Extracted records

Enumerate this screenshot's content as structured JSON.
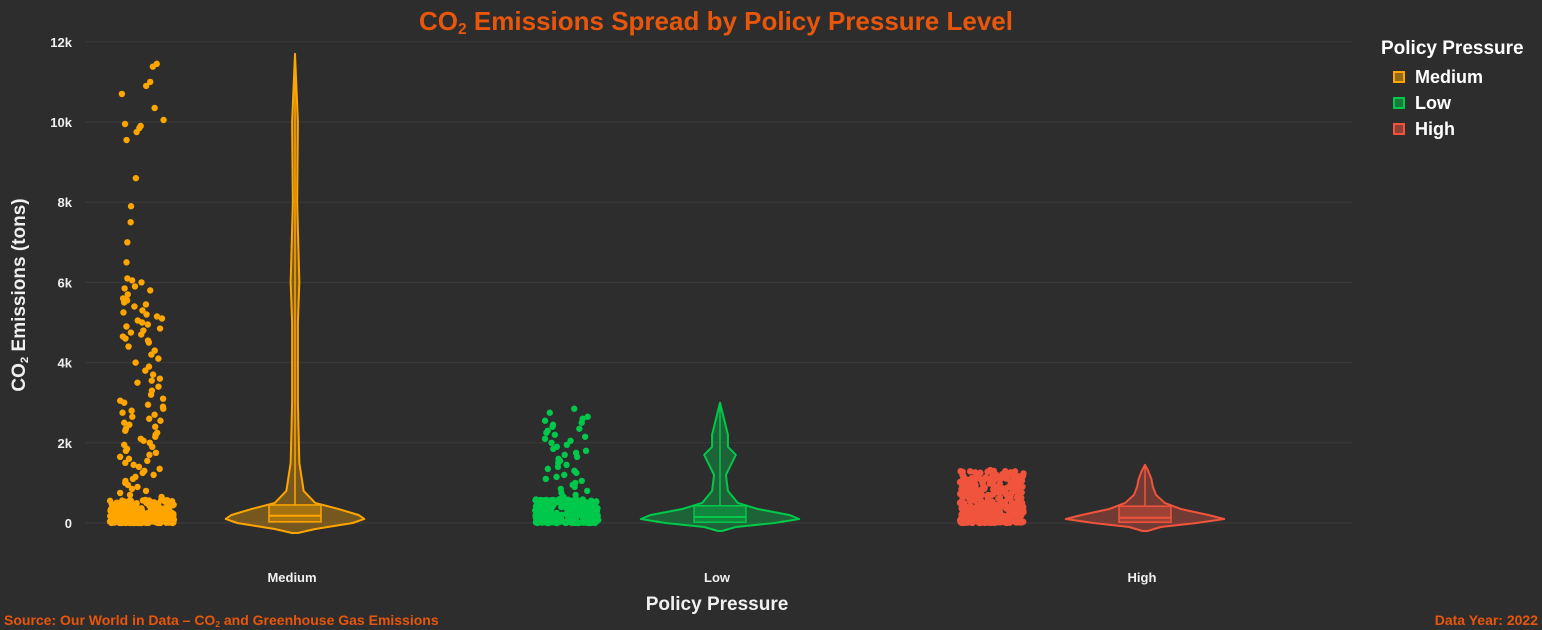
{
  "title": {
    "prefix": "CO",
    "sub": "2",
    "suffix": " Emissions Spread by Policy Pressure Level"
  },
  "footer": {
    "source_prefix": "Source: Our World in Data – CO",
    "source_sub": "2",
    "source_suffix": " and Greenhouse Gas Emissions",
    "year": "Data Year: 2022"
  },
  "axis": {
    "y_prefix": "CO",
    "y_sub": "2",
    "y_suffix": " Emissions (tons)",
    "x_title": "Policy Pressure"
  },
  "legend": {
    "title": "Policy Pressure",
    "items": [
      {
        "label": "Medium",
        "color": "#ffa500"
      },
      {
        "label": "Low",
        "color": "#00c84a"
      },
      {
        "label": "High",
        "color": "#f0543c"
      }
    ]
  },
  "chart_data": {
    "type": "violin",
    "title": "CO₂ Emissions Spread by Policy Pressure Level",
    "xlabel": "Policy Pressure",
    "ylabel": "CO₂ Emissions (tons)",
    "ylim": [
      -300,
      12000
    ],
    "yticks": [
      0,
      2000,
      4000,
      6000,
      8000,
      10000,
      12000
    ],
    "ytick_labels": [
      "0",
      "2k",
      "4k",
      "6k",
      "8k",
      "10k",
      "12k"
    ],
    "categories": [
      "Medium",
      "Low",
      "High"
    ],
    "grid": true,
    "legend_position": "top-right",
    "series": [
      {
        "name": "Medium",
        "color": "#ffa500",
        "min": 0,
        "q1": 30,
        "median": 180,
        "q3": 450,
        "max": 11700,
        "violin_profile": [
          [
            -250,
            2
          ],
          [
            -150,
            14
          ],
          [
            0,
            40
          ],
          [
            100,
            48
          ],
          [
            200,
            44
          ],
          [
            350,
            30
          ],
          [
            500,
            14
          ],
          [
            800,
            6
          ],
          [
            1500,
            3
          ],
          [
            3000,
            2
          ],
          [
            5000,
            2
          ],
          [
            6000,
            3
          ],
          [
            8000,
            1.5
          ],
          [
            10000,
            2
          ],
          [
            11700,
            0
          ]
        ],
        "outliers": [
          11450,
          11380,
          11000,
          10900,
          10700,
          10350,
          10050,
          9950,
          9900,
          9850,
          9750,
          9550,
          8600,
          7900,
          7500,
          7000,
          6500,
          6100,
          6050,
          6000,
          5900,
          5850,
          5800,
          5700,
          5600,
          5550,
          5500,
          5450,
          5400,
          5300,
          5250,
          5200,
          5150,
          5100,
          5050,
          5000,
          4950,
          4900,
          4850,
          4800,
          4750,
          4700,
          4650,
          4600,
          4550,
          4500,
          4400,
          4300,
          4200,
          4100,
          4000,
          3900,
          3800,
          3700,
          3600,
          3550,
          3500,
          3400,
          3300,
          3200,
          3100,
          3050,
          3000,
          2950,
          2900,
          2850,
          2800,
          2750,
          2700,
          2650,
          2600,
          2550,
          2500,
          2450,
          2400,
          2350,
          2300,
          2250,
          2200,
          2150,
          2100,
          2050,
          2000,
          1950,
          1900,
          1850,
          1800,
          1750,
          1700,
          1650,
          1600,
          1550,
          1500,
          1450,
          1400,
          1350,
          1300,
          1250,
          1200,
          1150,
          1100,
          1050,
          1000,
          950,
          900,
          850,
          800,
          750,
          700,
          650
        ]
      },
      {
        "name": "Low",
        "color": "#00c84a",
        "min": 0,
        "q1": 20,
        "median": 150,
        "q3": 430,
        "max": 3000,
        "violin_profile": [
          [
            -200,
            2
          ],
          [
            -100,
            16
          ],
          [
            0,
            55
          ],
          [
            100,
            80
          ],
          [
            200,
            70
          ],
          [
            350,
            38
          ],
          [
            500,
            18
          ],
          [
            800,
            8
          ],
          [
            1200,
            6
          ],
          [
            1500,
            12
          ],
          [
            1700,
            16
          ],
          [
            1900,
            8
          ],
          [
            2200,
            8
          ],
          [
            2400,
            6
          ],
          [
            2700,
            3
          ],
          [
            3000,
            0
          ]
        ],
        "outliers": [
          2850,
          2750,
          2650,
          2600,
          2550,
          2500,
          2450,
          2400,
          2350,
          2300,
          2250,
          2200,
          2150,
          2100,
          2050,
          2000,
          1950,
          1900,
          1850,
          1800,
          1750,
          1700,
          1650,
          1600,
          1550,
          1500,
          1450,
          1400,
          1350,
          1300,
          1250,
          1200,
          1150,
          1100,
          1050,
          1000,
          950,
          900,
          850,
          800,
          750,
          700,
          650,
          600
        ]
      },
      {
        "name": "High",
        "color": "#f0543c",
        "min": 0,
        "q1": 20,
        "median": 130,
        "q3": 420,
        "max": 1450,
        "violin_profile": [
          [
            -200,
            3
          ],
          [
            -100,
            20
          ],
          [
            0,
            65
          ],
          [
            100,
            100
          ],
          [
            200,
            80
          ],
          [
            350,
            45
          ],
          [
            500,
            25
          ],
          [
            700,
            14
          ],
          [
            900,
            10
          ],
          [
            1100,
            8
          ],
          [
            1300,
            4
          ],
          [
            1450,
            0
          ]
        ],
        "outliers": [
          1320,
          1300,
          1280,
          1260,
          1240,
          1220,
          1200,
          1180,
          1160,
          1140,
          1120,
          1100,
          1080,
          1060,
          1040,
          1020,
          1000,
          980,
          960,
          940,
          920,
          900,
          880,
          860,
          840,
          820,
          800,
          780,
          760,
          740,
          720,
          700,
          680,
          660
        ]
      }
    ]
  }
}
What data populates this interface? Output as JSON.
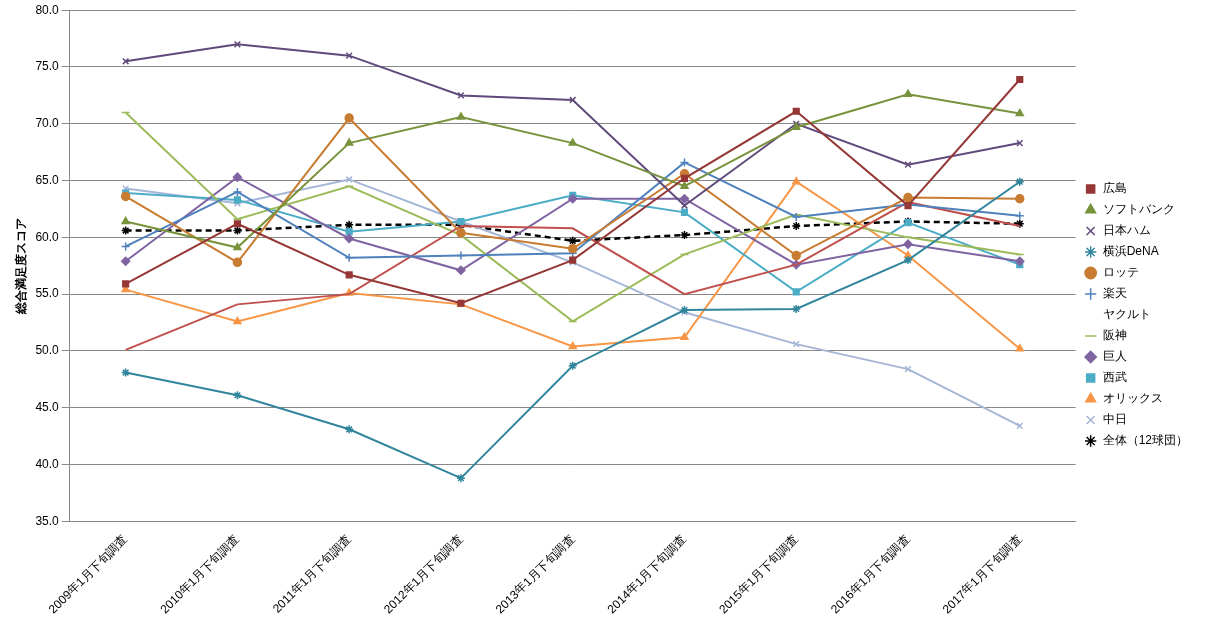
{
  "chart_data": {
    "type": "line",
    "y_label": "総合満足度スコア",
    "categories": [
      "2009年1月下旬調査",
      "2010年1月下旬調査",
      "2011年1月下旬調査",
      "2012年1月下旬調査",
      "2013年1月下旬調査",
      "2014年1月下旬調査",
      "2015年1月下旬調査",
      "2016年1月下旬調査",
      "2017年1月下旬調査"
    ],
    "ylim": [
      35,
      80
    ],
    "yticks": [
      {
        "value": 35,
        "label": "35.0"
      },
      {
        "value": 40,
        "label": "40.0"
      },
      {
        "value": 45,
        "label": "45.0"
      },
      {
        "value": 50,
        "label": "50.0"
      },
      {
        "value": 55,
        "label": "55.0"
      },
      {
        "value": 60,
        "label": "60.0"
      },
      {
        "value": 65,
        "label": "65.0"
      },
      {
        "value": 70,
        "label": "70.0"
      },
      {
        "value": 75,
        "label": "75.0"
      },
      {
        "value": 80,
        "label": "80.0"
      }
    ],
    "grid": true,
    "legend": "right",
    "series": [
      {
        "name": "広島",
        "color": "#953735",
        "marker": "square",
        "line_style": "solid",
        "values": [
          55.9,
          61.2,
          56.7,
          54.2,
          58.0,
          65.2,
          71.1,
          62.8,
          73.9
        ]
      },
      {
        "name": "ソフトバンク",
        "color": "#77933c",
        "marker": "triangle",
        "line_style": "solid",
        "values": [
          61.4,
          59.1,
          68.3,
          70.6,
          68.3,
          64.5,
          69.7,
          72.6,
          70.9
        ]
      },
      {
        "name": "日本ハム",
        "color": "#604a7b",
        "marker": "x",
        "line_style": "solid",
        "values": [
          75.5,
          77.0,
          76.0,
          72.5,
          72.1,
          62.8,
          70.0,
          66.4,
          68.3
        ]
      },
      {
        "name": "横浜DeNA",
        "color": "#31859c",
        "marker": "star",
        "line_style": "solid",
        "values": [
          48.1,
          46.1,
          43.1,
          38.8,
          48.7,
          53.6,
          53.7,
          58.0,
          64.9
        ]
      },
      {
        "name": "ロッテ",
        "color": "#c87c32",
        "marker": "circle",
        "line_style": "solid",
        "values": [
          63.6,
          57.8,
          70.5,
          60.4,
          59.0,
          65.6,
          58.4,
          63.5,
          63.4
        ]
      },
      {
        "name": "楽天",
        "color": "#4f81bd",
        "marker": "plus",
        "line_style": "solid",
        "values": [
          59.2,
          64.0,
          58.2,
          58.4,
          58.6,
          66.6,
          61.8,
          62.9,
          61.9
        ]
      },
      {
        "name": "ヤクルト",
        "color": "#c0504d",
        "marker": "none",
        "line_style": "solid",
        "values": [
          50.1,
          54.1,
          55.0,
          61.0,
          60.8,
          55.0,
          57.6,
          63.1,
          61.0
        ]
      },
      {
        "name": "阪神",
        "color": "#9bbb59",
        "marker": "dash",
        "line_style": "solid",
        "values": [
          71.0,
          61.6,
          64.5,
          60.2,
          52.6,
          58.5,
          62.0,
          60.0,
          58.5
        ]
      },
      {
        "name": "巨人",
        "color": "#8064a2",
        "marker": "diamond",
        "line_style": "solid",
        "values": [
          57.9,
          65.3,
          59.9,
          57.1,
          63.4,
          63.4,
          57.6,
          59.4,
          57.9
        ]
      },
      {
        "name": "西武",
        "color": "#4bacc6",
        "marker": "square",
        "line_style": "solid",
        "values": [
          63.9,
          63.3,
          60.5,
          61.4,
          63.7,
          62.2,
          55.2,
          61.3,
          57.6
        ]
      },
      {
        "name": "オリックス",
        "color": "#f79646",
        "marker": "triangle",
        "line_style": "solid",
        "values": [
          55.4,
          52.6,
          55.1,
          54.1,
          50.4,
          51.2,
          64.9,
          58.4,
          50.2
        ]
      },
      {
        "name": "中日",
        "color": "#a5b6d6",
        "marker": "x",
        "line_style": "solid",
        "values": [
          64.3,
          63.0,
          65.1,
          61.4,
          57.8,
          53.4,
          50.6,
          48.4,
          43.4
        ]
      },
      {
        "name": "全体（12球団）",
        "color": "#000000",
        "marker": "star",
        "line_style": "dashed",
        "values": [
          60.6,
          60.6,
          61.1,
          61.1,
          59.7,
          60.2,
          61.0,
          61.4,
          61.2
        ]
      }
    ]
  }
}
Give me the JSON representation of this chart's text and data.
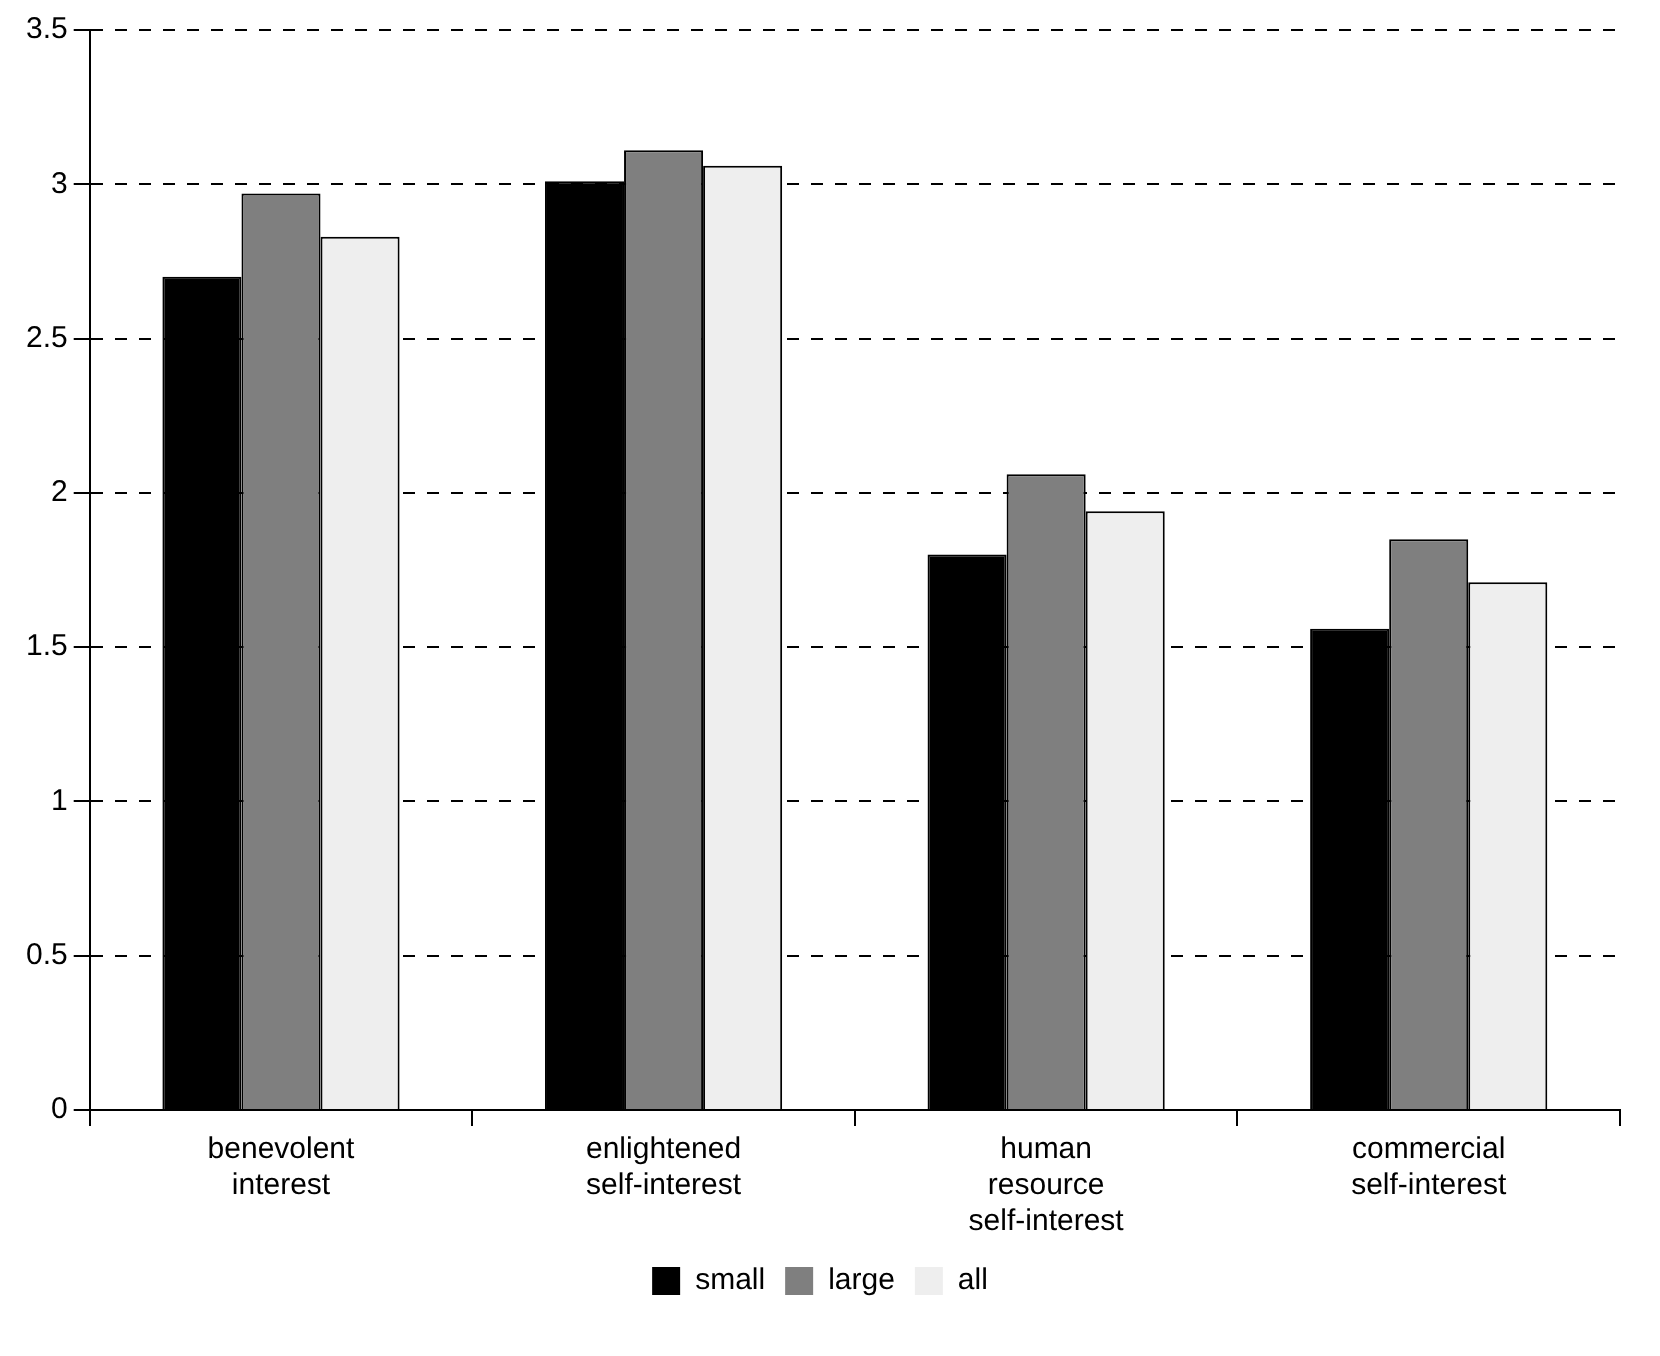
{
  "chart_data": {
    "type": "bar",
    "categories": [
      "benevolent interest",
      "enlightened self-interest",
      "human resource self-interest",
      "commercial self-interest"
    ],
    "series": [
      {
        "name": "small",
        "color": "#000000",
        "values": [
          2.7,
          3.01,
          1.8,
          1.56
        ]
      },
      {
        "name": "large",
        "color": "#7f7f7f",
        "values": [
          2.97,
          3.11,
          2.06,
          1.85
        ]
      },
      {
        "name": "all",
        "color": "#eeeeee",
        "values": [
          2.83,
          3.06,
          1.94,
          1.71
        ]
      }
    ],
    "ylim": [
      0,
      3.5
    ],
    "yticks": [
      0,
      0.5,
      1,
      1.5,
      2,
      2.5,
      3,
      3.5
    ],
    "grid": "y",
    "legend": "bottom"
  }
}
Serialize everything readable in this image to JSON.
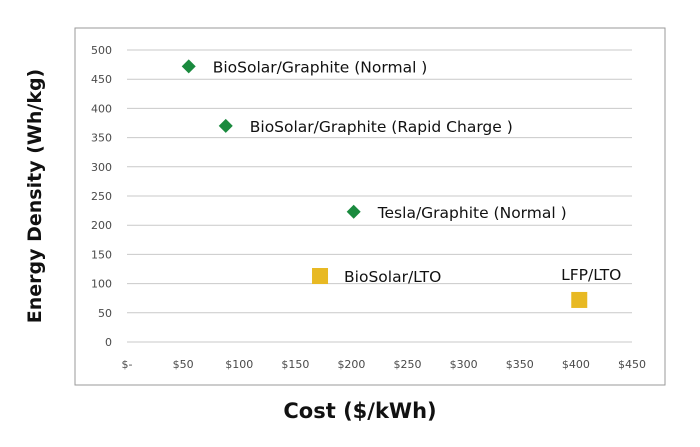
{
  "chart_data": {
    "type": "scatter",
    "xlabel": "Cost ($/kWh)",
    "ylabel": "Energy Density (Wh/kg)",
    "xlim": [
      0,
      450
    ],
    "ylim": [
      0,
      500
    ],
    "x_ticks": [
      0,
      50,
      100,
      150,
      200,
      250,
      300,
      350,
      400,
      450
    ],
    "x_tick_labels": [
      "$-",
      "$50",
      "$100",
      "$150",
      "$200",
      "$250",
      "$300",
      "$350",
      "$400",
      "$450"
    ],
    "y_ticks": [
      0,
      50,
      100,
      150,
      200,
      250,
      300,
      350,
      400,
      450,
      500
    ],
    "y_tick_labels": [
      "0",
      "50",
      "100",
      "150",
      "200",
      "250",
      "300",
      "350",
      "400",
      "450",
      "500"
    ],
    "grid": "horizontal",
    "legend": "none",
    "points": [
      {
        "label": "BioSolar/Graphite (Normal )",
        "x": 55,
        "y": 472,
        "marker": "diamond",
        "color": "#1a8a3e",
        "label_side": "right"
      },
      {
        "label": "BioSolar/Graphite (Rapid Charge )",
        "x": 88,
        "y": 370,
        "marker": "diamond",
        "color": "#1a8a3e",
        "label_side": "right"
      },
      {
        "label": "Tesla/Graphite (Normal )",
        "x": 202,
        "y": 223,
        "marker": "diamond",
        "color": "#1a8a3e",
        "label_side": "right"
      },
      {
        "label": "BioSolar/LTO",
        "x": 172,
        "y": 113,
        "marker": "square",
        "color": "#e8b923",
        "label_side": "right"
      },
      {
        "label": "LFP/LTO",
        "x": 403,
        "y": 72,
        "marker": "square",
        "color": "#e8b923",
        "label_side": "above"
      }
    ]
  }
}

### TASK INSTRUCTIONS
Gather each line in the entries above where the string "Level" is found.

### TASK RESULT
    "suffix": " Emissions Spread by Policy Pressure Level"
    "title": "CO₂ Emissions Spread by Policy Pressure Level",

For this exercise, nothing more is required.